* [EXERCISE BRIEF]:
Your task is to reproduce exactly the lines from the line with "Transcribe the text in this document." through the end of the records below.
## begin PROVIDED RECORDS
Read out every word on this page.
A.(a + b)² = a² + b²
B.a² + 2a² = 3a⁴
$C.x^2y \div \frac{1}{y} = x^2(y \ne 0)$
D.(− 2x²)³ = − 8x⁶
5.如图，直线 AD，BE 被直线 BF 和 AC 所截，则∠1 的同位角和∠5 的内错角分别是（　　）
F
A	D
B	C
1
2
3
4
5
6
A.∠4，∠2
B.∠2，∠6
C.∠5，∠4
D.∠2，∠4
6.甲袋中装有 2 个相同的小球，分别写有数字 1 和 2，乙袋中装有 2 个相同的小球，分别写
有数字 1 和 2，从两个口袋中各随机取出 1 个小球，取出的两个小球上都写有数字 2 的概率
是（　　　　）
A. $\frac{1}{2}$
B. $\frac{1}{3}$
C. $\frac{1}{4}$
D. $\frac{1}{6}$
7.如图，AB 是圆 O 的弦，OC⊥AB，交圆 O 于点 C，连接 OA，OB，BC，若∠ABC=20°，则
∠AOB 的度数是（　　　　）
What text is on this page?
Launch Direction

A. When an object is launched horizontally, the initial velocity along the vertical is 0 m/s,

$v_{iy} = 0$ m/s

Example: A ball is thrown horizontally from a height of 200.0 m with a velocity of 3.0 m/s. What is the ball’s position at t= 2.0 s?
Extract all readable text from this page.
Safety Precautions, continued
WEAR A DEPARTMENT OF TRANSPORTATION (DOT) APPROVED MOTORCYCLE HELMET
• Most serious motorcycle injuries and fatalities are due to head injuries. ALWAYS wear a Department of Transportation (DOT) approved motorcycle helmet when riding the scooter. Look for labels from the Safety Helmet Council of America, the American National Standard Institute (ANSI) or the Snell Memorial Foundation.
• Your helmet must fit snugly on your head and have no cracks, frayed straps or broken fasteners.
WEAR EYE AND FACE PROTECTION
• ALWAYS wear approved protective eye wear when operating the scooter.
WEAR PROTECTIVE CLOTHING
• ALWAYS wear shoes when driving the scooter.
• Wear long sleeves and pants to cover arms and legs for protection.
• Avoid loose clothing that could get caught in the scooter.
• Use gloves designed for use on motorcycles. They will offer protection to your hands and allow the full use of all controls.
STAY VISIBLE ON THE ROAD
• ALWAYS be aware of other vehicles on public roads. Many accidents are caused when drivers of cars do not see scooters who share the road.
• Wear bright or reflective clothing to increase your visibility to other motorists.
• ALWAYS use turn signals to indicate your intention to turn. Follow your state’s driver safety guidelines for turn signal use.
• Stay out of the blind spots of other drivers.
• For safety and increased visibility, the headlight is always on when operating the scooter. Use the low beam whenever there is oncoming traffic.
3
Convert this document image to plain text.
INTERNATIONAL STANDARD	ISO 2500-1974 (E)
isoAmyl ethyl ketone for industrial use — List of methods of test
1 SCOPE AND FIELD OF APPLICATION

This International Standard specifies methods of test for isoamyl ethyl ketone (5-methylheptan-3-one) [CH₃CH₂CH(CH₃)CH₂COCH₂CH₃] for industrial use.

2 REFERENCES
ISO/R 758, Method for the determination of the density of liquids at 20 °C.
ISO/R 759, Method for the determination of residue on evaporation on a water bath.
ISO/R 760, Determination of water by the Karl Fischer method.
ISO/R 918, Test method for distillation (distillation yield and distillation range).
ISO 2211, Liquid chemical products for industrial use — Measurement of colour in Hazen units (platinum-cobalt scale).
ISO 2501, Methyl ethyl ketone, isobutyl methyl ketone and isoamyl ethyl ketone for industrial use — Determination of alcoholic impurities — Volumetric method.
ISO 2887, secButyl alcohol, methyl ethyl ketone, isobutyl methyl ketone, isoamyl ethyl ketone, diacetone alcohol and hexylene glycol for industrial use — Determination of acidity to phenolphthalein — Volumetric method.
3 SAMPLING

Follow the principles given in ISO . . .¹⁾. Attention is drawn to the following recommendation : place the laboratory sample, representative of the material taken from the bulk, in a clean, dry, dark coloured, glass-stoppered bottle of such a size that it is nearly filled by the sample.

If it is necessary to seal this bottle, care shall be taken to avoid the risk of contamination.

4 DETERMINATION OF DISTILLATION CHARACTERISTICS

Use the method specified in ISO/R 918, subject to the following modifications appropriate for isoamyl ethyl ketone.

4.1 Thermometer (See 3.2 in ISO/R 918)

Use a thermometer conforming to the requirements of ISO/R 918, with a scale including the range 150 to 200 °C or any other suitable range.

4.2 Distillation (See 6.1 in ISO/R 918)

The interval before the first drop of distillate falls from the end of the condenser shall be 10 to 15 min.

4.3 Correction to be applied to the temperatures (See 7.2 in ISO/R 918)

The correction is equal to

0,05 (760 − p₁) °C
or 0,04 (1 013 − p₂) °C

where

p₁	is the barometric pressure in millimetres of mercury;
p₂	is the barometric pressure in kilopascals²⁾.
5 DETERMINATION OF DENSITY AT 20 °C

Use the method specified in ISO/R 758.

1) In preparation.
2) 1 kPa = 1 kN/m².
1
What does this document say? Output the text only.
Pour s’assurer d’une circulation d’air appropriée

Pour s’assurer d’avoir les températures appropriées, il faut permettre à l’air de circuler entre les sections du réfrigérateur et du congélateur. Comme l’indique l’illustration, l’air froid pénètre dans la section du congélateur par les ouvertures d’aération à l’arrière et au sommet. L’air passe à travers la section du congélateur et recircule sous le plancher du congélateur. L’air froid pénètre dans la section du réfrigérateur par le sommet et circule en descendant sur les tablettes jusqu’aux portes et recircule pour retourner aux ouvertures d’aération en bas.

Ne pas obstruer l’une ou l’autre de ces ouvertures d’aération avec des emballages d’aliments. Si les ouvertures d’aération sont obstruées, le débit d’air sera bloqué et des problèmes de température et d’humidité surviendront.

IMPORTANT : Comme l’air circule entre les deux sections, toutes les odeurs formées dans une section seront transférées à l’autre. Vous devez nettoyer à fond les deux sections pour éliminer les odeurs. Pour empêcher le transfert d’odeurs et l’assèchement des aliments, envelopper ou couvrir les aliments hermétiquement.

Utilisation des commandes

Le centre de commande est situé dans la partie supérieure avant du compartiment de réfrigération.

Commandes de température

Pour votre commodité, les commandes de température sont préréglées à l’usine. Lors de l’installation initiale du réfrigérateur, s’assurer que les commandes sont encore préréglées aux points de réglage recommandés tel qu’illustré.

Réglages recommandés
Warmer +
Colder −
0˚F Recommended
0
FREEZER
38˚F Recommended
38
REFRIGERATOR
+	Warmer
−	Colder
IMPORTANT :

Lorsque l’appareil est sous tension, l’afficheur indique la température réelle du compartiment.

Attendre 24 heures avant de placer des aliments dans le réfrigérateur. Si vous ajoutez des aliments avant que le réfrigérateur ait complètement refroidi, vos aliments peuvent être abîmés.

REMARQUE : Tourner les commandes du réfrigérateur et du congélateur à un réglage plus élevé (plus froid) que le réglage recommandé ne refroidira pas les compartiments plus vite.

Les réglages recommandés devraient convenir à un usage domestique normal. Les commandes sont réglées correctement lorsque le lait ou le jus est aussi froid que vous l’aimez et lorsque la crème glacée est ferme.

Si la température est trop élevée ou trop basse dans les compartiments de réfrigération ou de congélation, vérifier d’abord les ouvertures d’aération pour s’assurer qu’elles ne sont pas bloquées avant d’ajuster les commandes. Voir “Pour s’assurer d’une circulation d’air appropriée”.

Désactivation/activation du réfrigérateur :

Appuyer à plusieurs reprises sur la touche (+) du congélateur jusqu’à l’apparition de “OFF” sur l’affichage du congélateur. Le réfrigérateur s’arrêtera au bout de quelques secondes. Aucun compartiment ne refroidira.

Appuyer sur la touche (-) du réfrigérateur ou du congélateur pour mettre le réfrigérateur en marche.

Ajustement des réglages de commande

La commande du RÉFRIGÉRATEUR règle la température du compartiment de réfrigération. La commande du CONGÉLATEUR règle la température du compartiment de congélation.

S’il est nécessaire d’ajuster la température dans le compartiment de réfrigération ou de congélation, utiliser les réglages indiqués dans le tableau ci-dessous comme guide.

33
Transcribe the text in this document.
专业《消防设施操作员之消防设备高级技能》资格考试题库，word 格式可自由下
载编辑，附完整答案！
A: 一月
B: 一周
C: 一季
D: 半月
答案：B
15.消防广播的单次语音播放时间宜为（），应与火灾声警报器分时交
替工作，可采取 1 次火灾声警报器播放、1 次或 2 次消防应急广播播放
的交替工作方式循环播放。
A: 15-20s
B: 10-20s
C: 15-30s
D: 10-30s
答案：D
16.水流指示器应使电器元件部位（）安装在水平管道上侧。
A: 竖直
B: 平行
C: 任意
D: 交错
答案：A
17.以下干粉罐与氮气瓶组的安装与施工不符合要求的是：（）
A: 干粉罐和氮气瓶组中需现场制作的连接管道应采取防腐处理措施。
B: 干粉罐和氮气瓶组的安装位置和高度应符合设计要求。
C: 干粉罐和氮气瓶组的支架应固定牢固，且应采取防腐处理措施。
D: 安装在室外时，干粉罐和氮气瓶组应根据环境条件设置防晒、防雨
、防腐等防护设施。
## end PROVIDED RECORDS
* [TASK RESULT]:
Transcribe the text in this document.
专业《消防设施操作员之消防设备高级技能》资格考试题库，word 格式可自由下
载编辑，附完整答案！
A: 一月
B: 一周
C: 一季
D: 半月
答案：B
15.消防广播的单次语音播放时间宜为（），应与火灾声警报器分时交
替工作，可采取 1 次火灾声警报器播放、1 次或 2 次消防应急广播播放
的交替工作方式循环播放。
A: 15-20s
B: 10-20s
C: 15-30s
D: 10-30s
答案：D
16.水流指示器应使电器元件部位（）安装在水平管道上侧。
A: 竖直
B: 平行
C: 任意
D: 交错
答案：A
17.以下干粉罐与氮气瓶组的安装与施工不符合要求的是：（）
A: 干粉罐和氮气瓶组中需现场制作的连接管道应采取防腐处理措施。
B: 干粉罐和氮气瓶组的安装位置和高度应符合设计要求。
C: 干粉罐和氮气瓶组的支架应固定牢固，且应采取防腐处理措施。
D: 安装在室外时，干粉罐和氮气瓶组应根据环境条件设置防晒、防雨
、防腐等防护设施。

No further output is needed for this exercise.